Data items:
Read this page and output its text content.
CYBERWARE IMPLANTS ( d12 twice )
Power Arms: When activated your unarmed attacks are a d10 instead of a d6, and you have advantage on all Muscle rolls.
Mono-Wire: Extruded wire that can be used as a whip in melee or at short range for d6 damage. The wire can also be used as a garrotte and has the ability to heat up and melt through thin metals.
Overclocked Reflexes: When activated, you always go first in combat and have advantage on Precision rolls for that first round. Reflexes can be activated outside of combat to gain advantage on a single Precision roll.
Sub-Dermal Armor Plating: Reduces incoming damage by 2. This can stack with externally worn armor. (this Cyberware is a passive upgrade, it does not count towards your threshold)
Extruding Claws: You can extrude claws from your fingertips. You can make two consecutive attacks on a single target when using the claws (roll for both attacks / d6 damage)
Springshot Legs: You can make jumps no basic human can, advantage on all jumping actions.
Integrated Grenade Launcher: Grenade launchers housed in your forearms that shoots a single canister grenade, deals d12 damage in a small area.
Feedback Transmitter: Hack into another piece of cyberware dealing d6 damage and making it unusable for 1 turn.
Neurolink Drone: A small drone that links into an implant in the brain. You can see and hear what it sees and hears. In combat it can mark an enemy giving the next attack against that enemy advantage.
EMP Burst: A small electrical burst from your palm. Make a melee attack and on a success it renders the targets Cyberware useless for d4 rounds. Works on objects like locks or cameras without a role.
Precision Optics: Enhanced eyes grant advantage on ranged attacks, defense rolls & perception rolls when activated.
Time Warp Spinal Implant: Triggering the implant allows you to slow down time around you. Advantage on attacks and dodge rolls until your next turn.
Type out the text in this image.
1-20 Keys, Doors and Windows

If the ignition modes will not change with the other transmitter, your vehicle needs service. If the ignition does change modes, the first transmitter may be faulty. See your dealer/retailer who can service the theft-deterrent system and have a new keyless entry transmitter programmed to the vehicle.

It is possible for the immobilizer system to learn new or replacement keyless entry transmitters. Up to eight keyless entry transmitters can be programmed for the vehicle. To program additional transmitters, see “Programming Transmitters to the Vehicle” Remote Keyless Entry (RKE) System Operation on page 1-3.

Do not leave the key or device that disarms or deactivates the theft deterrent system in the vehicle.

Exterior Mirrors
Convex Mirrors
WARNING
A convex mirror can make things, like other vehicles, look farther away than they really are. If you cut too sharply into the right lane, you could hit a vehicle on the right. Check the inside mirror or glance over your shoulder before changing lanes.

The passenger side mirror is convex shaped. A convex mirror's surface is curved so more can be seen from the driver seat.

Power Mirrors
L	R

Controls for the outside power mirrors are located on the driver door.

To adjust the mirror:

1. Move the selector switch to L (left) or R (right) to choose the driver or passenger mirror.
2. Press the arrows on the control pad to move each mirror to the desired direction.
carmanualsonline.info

WORK INSTRUCTIONS: Retype the data in full and match it exactly.

RESPONSE TO THIS EXERCISE:
Read this page and output its text content.
CYBERWARE IMPLANTS ( d12 twice )
Power Arms: When activated your unarmed attacks are a d10 instead of a d6, and you have advantage on all Muscle rolls.
Mono-Wire: Extruded wire that can be used as a whip in melee or at short range for d6 damage. The wire can also be used as a garrotte and has the ability to heat up and melt through thin metals.
Overclocked Reflexes: When activated, you always go first in combat and have advantage on Precision rolls for that first round. Reflexes can be activated outside of combat to gain advantage on a single Precision roll.
Sub-Dermal Armor Plating: Reduces incoming damage by 2. This can stack with externally worn armor. (this Cyberware is a passive upgrade, it does not count towards your threshold)
Extruding Claws: You can extrude claws from your fingertips. You can make two consecutive attacks on a single target when using the claws (roll for both attacks / d6 damage)
Springshot Legs: You can make jumps no basic human can, advantage on all jumping actions.
Integrated Grenade Launcher: Grenade launchers housed in your forearms that shoots a single canister grenade, deals d12 damage in a small area.
Feedback Transmitter: Hack into another piece of cyberware dealing d6 damage and making it unusable for 1 turn.
Neurolink Drone: A small drone that links into an implant in the brain. You can see and hear what it sees and hears. In combat it can mark an enemy giving the next attack against that enemy advantage.
EMP Burst: A small electrical burst from your palm. Make a melee attack and on a success it renders the targets Cyberware useless for d4 rounds. Works on objects like locks or cameras without a role.
Precision Optics: Enhanced eyes grant advantage on ranged attacks, defense rolls & perception rolls when activated.
Time Warp Spinal Implant: Triggering the implant allows you to slow down time around you. Advantage on attacks and dodge rolls until your next turn.
Type out the text in this image.
1-20 Keys, Doors and Windows

If the ignition modes will not change with the other transmitter, your vehicle needs service. If the ignition does change modes, the first transmitter may be faulty. See your dealer/retailer who can service the theft-deterrent system and have a new keyless entry transmitter programmed to the vehicle.

It is possible for the immobilizer system to learn new or replacement keyless entry transmitters. Up to eight keyless entry transmitters can be programmed for the vehicle. To program additional transmitters, see “Programming Transmitters to the Vehicle” Remote Keyless Entry (RKE) System Operation on page 1-3.

Do not leave the key or device that disarms or deactivates the theft deterrent system in the vehicle.

Exterior Mirrors
Convex Mirrors
WARNING
A convex mirror can make things, like other vehicles, look farther away than they really are. If you cut too sharply into the right lane, you could hit a vehicle on the right. Check the inside mirror or glance over your shoulder before changing lanes.

The passenger side mirror is convex shaped. A convex mirror's surface is curved so more can be seen from the driver seat.

Power Mirrors
L	R

Controls for the outside power mirrors are located on the driver door.

To adjust the mirror:

1. Move the selector switch to L (left) or R (right) to choose the driver or passenger mirror.
2. Press the arrows on the control pad to move each mirror to the desired direction.
carmanualsonline.info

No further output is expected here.